(begin)
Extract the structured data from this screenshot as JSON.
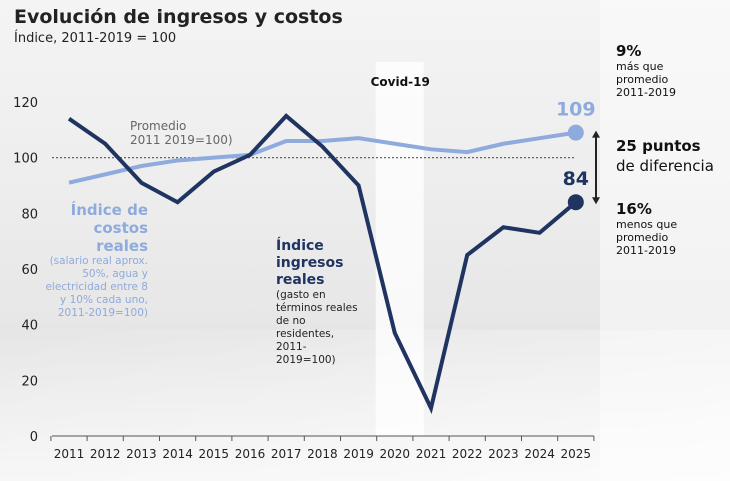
{
  "title": "Evolución de ingresos y costos",
  "subtitle": "Índice, 2011-2019 = 100",
  "chart_data": {
    "type": "line",
    "x": [
      2011,
      2012,
      2013,
      2014,
      2015,
      2016,
      2017,
      2018,
      2019,
      2020,
      2021,
      2022,
      2023,
      2024,
      2025
    ],
    "ylim": [
      0,
      120
    ],
    "yticks": [
      0,
      20,
      40,
      60,
      80,
      100,
      120
    ],
    "series": [
      {
        "name": "Índice ingresos reales",
        "color": "#1f3461",
        "values": [
          114,
          105,
          91,
          84,
          95,
          101,
          115,
          104,
          90,
          37,
          10,
          65,
          75,
          73,
          84
        ]
      },
      {
        "name": "Índice de costos reales",
        "color": "#8faadc",
        "values": [
          91,
          94,
          97,
          99,
          100,
          101,
          106,
          106,
          107,
          105,
          103,
          102,
          105,
          107,
          109
        ]
      }
    ],
    "reference_line": {
      "value": 100,
      "label_line1": "Promedio",
      "label_line2": "2011 2019=100)"
    },
    "shaded_band": {
      "from": 2019.5,
      "to": 2020.8,
      "label": "Covid-19"
    },
    "end_labels": {
      "costs": "109",
      "income": "84"
    }
  },
  "annotations": {
    "costs_title": "Índice de costos reales",
    "costs_desc": "(salario real aprox. 50%, agua y electricidad entre 8 y 10% cada uno, 2011-2019=100)",
    "income_title": "Índice ingresos reales",
    "income_desc": "(gasto en términos reales de no residentes, 2011-2019=100)",
    "top_pct": "9%",
    "top_desc": "más que promedio 2011-2019",
    "gap_bold": "25 puntos",
    "gap_rest": "de diferencia",
    "bottom_pct": "16%",
    "bottom_desc": "menos que promedio 2011-2019"
  }
}
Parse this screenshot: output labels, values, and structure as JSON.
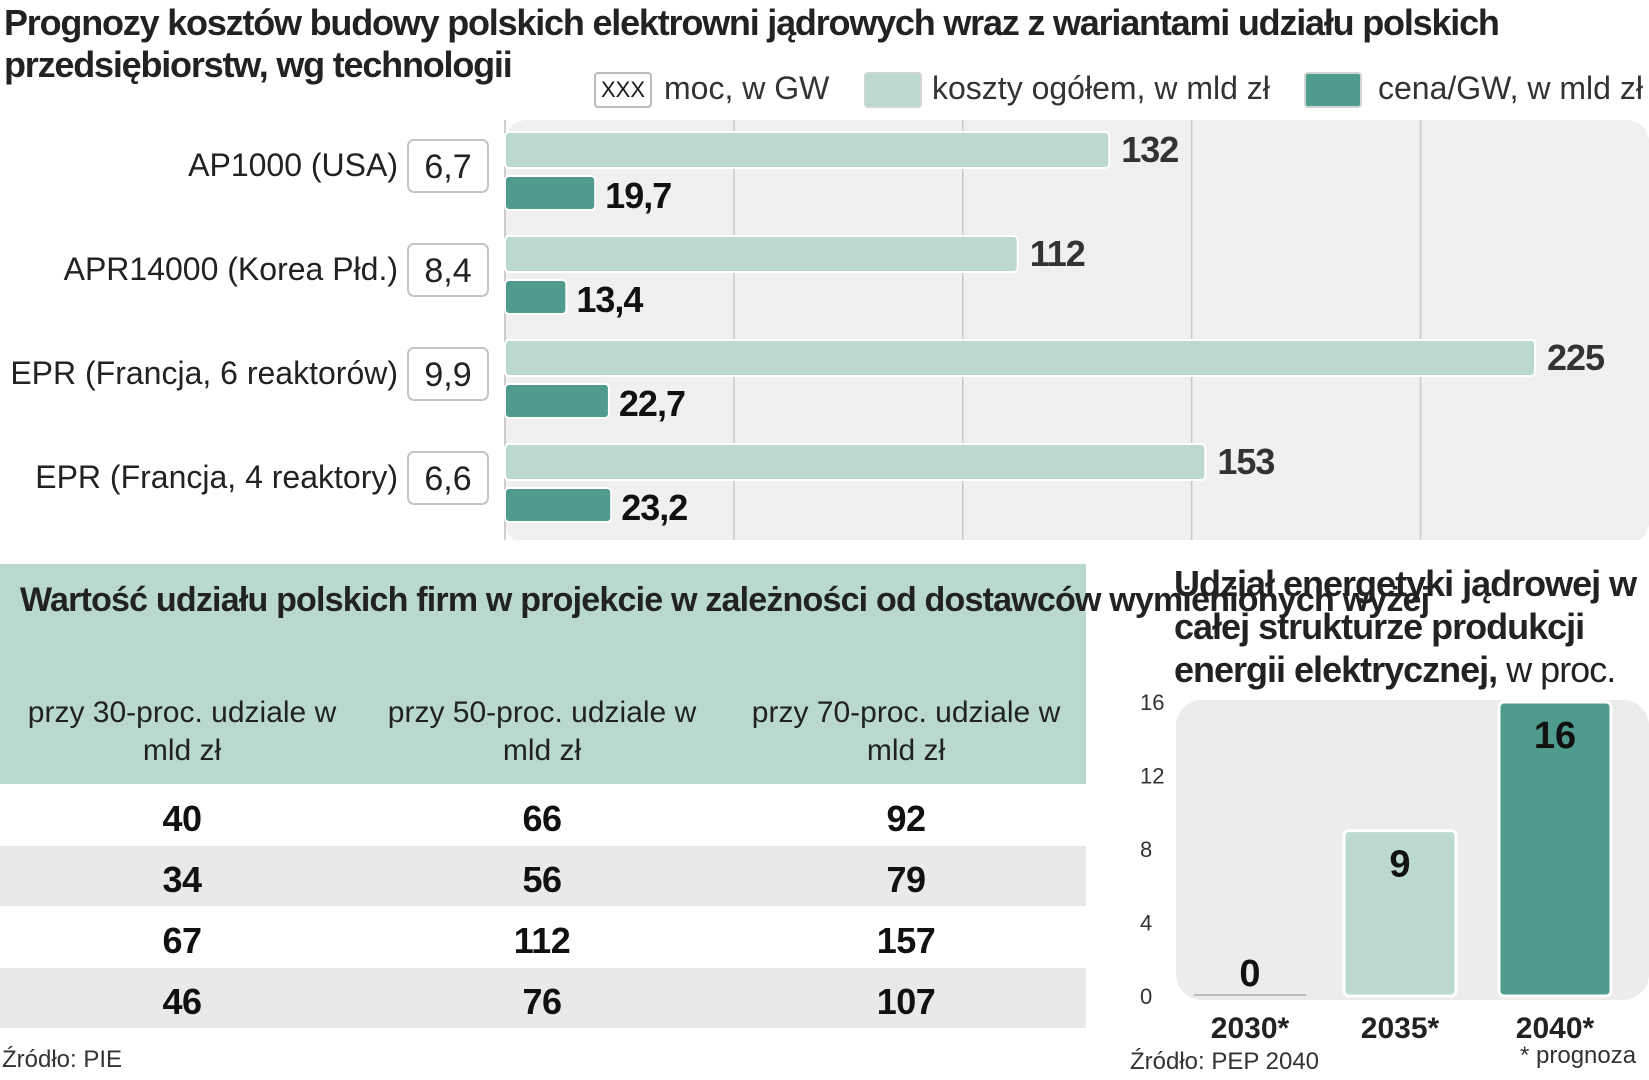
{
  "title": "Prognozy kosztów budowy polskich elektrowni jądrowych wraz z wariantami udziału polskich przedsiębiorstw, wg technologii",
  "legend": {
    "box_sample": "XXX",
    "capacity_label": "moc, w GW",
    "total_label": "koszty ogółem, w mld zł",
    "price_label": "cena/GW, w mld zł"
  },
  "colors": {
    "light": "#bcd9d0",
    "dark": "#4f9b8e",
    "bg_panel": "#efefef",
    "table_header": "#b9d8cf",
    "table_stripe": "#e9e9e9"
  },
  "chart_data": [
    {
      "type": "bar",
      "orientation": "horizontal",
      "categories": [
        "AP1000 (USA)",
        "APR14000 (Korea Płd.)",
        "EPR (Francja, 6 reaktorów)",
        "EPR (Francja, 4 reaktory)"
      ],
      "capacity": [
        "6,7",
        "8,4",
        "9,9",
        "6,6"
      ],
      "series": [
        {
          "name": "koszty ogółem, w mld zł",
          "values": [
            132,
            112,
            225,
            153
          ],
          "labels": [
            "132",
            "112",
            "225",
            "153"
          ]
        },
        {
          "name": "cena/GW, w mld zł",
          "values": [
            19.7,
            13.4,
            22.7,
            23.2
          ],
          "labels": [
            "19,7",
            "13,4",
            "22,7",
            "23,2"
          ]
        }
      ],
      "xlim": [
        0,
        250
      ],
      "grid": true
    },
    {
      "type": "bar",
      "title": "Udział energetyki jądrowej w całej strukturze produkcji energii elektrycznej, w proc.",
      "categories": [
        "2030*",
        "2035*",
        "2040*"
      ],
      "values": [
        0,
        9,
        16
      ],
      "ylim": [
        0,
        16
      ],
      "yticks": [
        "0",
        "4",
        "8",
        "12",
        "16"
      ],
      "grid": false
    }
  ],
  "panel2": {
    "title_bold": "Udział energetyki jądrowej w całej strukturze produkcji energii elektrycznej,",
    "title_light": " w proc."
  },
  "table": {
    "title": "Wartość udziału polskich firm w projekcie w zależności od dostawców wymienionych wyżej",
    "headers": [
      "przy 30-proc. udziale w mld zł",
      "przy 50-proc. udziale w mld zł",
      "przy 70-proc. udziale w mld zł"
    ],
    "rows": [
      [
        "40",
        "66",
        "92"
      ],
      [
        "34",
        "56",
        "79"
      ],
      [
        "67",
        "112",
        "157"
      ],
      [
        "46",
        "76",
        "107"
      ]
    ]
  },
  "source_left": "Źródło: PIE",
  "source_right": "Źródło: PEP 2040",
  "footnote": "* prognoza"
}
(end)
Description of the task
In this exercise, set down all of the data exactly, without the pictures.

Full response
Extract the structured data from this screenshot as JSON.
{
  "title": "Evolución de ingresos y costos",
  "subtitle": "Índice, 2011-2019 = 100",
  "chart_data": {
    "type": "line",
    "x": [
      2011,
      2012,
      2013,
      2014,
      2015,
      2016,
      2017,
      2018,
      2019,
      2020,
      2021,
      2022,
      2023,
      2024,
      2025
    ],
    "ylim": [
      0,
      120
    ],
    "yticks": [
      0,
      20,
      40,
      60,
      80,
      100,
      120
    ],
    "series": [
      {
        "name": "Índice ingresos reales",
        "color": "#1f3461",
        "values": [
          114,
          105,
          91,
          84,
          95,
          101,
          115,
          104,
          90,
          37,
          10,
          65,
          75,
          73,
          84
        ]
      },
      {
        "name": "Índice de costos reales",
        "color": "#8faadc",
        "values": [
          91,
          94,
          97,
          99,
          100,
          101,
          106,
          106,
          107,
          105,
          103,
          102,
          105,
          107,
          109
        ]
      }
    ],
    "reference_line": {
      "value": 100,
      "label_line1": "Promedio",
      "label_line2": "2011 2019=100)"
    },
    "shaded_band": {
      "from": 2019.5,
      "to": 2020.8,
      "label": "Covid-19"
    },
    "end_labels": {
      "costs": "109",
      "income": "84"
    }
  },
  "annotations": {
    "costs_title": "Índice de costos reales",
    "costs_desc": "(salario real aprox. 50%, agua y electricidad entre 8 y 10% cada uno, 2011-2019=100)",
    "income_title": "Índice ingresos reales",
    "income_desc": "(gasto en términos reales de no residentes, 2011-2019=100)",
    "top_pct": "9%",
    "top_desc": "más que promedio 2011-2019",
    "gap_bold": "25 puntos",
    "gap_rest": "de diferencia",
    "bottom_pct": "16%",
    "bottom_desc": "menos que promedio 2011-2019"
  }
}
Parse this screenshot: output labels, values, and structure as JSON.
{
  "title": "Prognozy kosztów budowy polskich elektrowni jądrowych wraz z wariantami udziału polskich przedsiębiorstw, wg technologii",
  "legend": {
    "box_sample": "XXX",
    "capacity_label": "moc, w GW",
    "total_label": "koszty ogółem, w mld zł",
    "price_label": "cena/GW, w mld zł"
  },
  "colors": {
    "light": "#bcd9d0",
    "dark": "#4f9b8e",
    "bg_panel": "#efefef",
    "table_header": "#b9d8cf",
    "table_stripe": "#e9e9e9"
  },
  "chart_data": [
    {
      "type": "bar",
      "orientation": "horizontal",
      "categories": [
        "AP1000 (USA)",
        "APR14000 (Korea Płd.)",
        "EPR (Francja, 6 reaktorów)",
        "EPR (Francja, 4 reaktory)"
      ],
      "capacity": [
        "6,7",
        "8,4",
        "9,9",
        "6,6"
      ],
      "series": [
        {
          "name": "koszty ogółem, w mld zł",
          "values": [
            132,
            112,
            225,
            153
          ],
          "labels": [
            "132",
            "112",
            "225",
            "153"
          ]
        },
        {
          "name": "cena/GW, w mld zł",
          "values": [
            19.7,
            13.4,
            22.7,
            23.2
          ],
          "labels": [
            "19,7",
            "13,4",
            "22,7",
            "23,2"
          ]
        }
      ],
      "xlim": [
        0,
        250
      ],
      "grid": true
    },
    {
      "type": "bar",
      "title": "Udział energetyki jądrowej w całej strukturze produkcji energii elektrycznej, w proc.",
      "categories": [
        "2030*",
        "2035*",
        "2040*"
      ],
      "values": [
        0,
        9,
        16
      ],
      "ylim": [
        0,
        16
      ],
      "yticks": [
        "0",
        "4",
        "8",
        "12",
        "16"
      ],
      "grid": false
    }
  ],
  "panel2": {
    "title_bold": "Udział energetyki jądrowej w całej strukturze produkcji energii elektrycznej,",
    "title_light": " w proc."
  },
  "table": {
    "title": "Wartość udziału polskich firm w projekcie w zależności od dostawców wymienionych wyżej",
    "headers": [
      "przy 30-proc. udziale w mld zł",
      "przy 50-proc. udziale w mld zł",
      "przy 70-proc. udziale w mld zł"
    ],
    "rows": [
      [
        "40",
        "66",
        "92"
      ],
      [
        "34",
        "56",
        "79"
      ],
      [
        "67",
        "112",
        "157"
      ],
      [
        "46",
        "76",
        "107"
      ]
    ]
  },
  "source_left": "Źródło: PIE",
  "source_right": "Źródło: PEP 2040",
  "footnote": "* prognoza"
}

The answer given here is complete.